## Task goal
Copy out every line containing the word "IVIG".

╭─ Dataset excerpts

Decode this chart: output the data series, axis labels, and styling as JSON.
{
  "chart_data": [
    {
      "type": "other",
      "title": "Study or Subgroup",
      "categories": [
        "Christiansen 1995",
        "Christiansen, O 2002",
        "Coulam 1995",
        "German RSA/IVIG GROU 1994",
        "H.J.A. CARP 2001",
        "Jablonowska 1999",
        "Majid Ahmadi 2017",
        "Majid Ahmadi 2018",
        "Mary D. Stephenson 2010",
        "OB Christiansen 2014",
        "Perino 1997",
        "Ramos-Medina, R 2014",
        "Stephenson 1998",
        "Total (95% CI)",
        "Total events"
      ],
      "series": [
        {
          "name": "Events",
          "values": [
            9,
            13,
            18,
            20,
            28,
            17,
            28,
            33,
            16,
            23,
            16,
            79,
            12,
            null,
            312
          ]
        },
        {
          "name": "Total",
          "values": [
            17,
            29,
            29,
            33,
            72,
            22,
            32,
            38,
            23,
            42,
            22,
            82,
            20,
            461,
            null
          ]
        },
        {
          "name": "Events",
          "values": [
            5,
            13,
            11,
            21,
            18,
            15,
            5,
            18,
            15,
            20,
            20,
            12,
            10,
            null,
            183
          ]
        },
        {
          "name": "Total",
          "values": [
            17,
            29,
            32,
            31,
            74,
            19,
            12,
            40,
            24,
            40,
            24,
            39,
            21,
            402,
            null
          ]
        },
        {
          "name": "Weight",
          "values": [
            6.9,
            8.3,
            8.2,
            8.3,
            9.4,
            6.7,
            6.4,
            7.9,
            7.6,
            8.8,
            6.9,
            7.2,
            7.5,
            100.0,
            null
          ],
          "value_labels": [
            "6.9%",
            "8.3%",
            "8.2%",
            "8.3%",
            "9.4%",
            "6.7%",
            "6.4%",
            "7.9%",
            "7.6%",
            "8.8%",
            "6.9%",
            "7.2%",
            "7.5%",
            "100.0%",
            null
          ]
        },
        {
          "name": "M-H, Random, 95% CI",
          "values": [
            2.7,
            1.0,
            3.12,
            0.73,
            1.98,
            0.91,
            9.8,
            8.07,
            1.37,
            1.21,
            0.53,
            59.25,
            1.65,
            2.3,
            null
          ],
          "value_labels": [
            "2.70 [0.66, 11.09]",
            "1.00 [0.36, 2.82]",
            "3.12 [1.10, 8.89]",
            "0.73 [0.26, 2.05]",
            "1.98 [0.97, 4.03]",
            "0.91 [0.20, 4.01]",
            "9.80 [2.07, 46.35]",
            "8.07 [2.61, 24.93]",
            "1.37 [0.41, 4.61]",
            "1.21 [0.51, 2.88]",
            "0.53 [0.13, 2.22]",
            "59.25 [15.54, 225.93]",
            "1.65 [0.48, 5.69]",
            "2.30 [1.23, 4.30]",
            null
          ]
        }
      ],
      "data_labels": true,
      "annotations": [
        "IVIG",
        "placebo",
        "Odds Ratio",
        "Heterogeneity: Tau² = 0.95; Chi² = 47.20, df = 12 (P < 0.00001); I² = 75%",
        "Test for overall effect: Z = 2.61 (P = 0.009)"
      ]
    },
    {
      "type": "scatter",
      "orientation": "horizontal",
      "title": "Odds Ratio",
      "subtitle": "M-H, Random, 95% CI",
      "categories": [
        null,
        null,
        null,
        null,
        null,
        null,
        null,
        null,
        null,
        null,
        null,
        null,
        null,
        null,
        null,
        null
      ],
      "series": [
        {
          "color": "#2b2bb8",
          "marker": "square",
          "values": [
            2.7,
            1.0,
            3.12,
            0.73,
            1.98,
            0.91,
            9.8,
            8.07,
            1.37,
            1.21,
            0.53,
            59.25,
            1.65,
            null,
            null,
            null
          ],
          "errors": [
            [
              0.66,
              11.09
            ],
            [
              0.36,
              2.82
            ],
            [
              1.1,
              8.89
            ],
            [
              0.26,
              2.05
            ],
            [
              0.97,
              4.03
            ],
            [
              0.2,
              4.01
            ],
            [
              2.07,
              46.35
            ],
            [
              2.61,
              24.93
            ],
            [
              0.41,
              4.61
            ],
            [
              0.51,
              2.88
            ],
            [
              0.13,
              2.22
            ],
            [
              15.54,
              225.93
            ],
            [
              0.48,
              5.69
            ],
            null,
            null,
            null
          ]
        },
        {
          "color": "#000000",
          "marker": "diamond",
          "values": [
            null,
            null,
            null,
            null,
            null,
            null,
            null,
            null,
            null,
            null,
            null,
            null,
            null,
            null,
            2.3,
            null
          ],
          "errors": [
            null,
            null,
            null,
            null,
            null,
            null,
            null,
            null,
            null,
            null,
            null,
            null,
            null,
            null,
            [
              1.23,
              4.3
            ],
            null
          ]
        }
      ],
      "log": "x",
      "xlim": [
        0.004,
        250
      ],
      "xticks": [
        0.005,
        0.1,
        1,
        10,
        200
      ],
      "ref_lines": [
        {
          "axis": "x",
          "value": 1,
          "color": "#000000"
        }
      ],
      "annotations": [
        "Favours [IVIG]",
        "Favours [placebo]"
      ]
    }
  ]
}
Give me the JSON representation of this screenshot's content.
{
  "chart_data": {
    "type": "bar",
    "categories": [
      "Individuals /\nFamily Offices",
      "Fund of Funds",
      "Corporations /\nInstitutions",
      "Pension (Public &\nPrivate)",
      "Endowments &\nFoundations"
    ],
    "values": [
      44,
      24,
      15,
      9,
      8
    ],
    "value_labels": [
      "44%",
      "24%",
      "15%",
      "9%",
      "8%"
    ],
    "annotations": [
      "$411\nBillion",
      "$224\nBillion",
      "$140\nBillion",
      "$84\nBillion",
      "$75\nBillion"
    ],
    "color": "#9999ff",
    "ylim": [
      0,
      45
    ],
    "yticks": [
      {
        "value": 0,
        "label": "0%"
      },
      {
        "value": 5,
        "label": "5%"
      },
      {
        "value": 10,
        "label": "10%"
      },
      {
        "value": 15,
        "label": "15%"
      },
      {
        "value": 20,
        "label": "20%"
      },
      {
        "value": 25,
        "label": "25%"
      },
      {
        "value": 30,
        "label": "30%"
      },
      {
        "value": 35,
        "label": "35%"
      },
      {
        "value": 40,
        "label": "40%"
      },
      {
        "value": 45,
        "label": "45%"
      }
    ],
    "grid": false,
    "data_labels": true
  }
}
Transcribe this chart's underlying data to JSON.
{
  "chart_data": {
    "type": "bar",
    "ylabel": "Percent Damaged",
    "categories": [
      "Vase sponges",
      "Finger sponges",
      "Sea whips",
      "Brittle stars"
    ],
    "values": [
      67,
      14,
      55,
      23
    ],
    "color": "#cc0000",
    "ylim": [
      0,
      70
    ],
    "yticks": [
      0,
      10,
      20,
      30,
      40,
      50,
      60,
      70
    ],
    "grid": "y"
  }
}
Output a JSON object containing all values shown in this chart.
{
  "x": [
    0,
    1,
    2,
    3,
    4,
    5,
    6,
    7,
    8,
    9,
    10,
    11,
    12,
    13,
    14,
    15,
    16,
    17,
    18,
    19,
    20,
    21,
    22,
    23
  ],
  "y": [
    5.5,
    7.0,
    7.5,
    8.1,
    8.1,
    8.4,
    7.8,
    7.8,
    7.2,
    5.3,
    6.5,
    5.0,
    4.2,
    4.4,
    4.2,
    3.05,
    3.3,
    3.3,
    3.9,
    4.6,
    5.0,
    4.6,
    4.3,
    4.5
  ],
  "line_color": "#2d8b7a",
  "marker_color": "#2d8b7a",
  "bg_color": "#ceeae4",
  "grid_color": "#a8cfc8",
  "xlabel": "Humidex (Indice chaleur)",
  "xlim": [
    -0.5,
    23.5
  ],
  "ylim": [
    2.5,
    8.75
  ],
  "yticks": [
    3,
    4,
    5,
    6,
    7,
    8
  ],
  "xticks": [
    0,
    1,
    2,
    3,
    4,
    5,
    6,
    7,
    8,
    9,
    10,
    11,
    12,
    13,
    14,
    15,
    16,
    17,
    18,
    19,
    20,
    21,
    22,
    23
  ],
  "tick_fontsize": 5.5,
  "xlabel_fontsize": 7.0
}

╰─

## Finished task
        "German RSA/IVIG GROU 1994",
        "IVIG",
        "Favours [IVIG]",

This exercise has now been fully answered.